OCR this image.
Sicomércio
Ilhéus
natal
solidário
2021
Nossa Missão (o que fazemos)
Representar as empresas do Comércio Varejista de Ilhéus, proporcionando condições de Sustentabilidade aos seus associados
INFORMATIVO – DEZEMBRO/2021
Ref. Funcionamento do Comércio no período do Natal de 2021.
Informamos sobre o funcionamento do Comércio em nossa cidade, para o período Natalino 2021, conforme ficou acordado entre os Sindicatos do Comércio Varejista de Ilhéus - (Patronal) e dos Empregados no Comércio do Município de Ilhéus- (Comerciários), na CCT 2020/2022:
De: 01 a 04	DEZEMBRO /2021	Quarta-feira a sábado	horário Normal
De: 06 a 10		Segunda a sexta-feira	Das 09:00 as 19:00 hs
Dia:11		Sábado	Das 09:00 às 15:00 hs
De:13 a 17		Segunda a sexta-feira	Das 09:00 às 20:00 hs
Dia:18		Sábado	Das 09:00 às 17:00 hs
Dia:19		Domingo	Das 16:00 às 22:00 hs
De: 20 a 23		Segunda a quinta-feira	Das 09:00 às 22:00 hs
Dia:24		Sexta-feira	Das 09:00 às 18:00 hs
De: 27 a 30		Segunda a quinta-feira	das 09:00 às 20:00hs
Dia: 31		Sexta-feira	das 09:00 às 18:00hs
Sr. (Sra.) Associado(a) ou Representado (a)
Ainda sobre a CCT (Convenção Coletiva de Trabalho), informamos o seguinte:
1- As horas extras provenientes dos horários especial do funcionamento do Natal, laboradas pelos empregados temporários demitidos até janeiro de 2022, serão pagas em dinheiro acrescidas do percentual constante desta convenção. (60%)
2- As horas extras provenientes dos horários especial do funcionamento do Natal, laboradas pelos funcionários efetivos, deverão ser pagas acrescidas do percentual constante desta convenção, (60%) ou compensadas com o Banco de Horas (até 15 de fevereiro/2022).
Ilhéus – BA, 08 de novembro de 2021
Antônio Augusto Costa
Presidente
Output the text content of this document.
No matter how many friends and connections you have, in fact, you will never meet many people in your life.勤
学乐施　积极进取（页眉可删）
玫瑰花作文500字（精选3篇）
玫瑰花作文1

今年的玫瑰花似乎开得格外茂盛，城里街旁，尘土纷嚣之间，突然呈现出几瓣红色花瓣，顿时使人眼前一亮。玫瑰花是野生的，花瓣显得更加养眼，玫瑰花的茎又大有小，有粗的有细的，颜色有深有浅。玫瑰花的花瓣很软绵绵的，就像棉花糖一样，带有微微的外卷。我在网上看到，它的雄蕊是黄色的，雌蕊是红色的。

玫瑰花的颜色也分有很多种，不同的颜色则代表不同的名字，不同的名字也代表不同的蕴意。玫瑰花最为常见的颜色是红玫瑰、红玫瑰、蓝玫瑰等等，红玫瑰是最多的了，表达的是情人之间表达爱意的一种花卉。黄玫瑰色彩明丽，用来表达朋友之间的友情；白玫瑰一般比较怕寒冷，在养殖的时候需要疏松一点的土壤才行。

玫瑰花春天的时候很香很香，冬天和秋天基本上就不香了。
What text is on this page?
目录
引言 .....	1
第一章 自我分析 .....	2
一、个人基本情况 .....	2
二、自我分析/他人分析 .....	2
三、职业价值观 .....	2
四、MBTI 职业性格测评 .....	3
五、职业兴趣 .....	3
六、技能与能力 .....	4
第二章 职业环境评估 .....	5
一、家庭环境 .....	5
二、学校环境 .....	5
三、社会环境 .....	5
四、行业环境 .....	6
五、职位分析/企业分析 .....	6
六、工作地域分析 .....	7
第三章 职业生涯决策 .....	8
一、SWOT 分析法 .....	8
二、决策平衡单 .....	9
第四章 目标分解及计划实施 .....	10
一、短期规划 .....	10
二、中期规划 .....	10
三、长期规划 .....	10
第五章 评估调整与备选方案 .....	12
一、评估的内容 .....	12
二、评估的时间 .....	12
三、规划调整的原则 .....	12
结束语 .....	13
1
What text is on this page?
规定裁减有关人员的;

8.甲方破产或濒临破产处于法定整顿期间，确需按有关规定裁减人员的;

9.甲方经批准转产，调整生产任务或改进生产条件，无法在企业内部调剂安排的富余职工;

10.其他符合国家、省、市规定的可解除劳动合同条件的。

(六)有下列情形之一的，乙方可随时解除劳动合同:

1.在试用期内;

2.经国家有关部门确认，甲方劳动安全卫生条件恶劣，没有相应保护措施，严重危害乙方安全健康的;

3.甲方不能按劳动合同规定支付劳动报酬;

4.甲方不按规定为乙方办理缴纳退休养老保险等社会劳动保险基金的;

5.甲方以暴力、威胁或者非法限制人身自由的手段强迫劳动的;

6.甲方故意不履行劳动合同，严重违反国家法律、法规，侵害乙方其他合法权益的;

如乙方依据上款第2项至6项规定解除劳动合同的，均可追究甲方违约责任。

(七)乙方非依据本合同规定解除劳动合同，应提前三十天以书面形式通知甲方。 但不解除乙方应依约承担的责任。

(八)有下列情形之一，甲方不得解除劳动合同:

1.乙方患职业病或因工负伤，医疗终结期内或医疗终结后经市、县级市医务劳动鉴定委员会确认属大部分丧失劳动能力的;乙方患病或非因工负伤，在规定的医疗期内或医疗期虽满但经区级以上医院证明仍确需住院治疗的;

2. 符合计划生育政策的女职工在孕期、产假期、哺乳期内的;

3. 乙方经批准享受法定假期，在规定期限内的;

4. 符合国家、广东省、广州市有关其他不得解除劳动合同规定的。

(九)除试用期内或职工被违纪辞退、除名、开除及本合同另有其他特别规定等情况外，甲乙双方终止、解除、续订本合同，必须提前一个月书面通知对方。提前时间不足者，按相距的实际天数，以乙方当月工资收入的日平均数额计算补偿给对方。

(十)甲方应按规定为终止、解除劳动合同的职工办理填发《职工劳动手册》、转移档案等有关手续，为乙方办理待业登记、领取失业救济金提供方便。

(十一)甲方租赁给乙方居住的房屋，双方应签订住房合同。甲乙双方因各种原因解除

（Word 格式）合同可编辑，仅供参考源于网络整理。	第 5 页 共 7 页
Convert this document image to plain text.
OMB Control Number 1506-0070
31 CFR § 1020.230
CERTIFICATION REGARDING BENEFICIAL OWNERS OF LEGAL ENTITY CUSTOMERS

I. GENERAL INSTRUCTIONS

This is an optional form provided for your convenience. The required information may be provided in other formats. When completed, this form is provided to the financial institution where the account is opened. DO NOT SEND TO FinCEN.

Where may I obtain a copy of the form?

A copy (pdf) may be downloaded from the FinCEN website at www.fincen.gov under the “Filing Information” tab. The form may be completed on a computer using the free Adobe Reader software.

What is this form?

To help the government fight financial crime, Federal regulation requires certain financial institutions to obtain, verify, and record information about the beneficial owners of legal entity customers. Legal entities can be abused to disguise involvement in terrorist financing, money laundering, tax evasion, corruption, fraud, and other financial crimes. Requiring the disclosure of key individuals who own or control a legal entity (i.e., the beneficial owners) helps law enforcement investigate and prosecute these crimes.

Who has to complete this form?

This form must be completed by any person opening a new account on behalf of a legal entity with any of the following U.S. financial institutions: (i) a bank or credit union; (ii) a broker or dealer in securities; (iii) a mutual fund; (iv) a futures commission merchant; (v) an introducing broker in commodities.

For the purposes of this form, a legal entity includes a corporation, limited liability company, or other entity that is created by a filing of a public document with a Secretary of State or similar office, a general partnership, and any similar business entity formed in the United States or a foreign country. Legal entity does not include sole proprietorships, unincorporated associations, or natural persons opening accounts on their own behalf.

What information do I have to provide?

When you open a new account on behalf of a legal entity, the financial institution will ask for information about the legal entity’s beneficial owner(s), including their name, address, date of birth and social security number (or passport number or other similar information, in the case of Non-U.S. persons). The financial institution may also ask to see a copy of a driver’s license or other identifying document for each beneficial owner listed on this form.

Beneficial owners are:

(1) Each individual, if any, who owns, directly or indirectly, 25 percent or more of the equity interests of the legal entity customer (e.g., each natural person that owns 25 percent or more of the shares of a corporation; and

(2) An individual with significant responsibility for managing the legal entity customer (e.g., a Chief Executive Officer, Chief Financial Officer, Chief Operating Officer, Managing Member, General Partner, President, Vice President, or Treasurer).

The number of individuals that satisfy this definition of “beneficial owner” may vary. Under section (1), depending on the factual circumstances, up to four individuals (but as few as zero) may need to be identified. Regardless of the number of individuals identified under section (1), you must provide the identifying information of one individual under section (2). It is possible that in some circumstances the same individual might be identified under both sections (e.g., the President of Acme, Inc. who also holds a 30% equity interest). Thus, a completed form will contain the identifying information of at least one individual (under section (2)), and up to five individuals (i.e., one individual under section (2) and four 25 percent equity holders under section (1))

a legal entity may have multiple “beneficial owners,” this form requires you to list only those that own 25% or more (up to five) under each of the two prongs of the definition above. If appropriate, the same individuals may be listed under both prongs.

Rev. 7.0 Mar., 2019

*****

Find all lines where the word "quinta" appears. Copy them.

De: 20 a 23		Segunda a quinta-feira	Das 09:00 às 22:00 hs
De: 27 a 30		Segunda a quinta-feira	das 09:00 às 20:00hs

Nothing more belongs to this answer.